Check every line below for the string "право", and copy the lines that contain it.

[start of EXERCISE DATA]

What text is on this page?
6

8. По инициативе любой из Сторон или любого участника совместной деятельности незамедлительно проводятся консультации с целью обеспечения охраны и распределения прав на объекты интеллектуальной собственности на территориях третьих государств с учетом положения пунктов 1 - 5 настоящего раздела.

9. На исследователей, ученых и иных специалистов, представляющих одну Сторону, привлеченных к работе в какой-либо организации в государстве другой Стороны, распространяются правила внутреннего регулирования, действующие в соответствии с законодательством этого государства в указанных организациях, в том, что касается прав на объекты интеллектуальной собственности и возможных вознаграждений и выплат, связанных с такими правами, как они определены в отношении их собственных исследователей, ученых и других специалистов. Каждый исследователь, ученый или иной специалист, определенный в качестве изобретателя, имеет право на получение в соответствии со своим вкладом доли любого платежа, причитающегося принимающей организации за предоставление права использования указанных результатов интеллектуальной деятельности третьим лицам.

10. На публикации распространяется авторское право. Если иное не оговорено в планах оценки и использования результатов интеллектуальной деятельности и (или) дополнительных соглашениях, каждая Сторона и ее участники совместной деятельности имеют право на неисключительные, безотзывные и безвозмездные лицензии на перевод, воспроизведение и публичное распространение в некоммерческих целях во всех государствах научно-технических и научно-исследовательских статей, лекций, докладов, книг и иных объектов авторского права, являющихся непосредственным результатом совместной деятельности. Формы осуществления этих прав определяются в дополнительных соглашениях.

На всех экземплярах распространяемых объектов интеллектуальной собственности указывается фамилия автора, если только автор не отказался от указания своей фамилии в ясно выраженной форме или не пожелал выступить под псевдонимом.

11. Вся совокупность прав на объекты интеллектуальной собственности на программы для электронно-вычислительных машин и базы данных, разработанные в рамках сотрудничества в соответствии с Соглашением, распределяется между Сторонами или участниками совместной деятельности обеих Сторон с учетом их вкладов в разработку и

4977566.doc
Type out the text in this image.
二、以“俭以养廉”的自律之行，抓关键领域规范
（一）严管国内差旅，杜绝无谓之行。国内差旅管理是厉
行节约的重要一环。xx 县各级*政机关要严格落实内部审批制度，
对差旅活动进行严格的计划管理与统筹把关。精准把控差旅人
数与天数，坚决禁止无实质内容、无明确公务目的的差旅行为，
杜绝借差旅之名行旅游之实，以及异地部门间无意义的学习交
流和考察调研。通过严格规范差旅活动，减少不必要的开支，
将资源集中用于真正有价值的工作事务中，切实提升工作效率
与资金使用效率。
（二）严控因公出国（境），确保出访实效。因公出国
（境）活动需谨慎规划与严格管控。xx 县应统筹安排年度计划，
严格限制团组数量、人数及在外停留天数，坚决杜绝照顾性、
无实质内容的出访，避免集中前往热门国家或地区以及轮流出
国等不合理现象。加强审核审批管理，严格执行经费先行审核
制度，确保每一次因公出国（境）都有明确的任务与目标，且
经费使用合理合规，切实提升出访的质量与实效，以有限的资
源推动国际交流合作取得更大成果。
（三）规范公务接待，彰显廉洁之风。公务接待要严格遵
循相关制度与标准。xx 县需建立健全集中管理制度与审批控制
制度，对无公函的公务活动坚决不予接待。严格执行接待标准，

[end of EXERCISE DATA]
[start of EXERCISE DATA]

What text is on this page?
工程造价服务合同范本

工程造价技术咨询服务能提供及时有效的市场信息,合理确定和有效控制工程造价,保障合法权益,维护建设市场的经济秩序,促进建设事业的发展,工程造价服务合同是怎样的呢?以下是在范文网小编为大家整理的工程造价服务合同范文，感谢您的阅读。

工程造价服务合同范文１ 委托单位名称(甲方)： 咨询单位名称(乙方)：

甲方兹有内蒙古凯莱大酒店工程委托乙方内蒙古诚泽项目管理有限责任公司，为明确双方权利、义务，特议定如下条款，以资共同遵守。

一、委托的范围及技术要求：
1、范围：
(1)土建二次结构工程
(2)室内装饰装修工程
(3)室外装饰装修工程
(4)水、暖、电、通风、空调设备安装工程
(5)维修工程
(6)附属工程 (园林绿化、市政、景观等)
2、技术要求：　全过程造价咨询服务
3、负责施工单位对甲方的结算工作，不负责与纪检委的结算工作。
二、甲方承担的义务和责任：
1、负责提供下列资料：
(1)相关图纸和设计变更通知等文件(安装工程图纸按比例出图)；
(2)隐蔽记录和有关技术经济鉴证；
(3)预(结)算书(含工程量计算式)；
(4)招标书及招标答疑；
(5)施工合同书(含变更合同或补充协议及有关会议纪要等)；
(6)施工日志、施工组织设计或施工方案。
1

[end of EXERCISE DATA]

EXERCISE RESPONSE –
9. На исследователей, ученых и иных специалистов, представляющих одну Сторону, привлеченных к работе в какой-либо организации в государстве другой Стороны, распространяются правила внутреннего регулирования, действующие в соответствии с законодательством этого государства в указанных организациях, в том, что касается прав на объекты интеллектуальной собственности и возможных вознаграждений и выплат, связанных с такими правами, как они определены в отношении их собственных исследователей, ученых и других специалистов. Каждый исследователь, ученый или иной специалист, определенный в качестве изобретателя, имеет право на получение в соответствии со своим вкладом доли любого платежа, причитающегося принимающей организации за предоставление права использования указанных результатов интеллектуальной деятельности третьим лицам.
10. На публикации распространяется авторское право. Если иное не оговорено в планах оценки и использования результатов интеллектуальной деятельности и (или) дополнительных соглашениях, каждая Сторона и ее участники совместной деятельности имеют право на неисключительные, безотзывные и безвозмездные лицензии на перевод, воспроизведение и публичное распространение в некоммерческих целях во всех государствах научно-технических и научно-исследовательских статей, лекций, докладов, книг и иных объектов авторского права, являющихся непосредственным результатом совместной деятельности. Формы осуществления этих прав определяются в дополнительных соглашениях.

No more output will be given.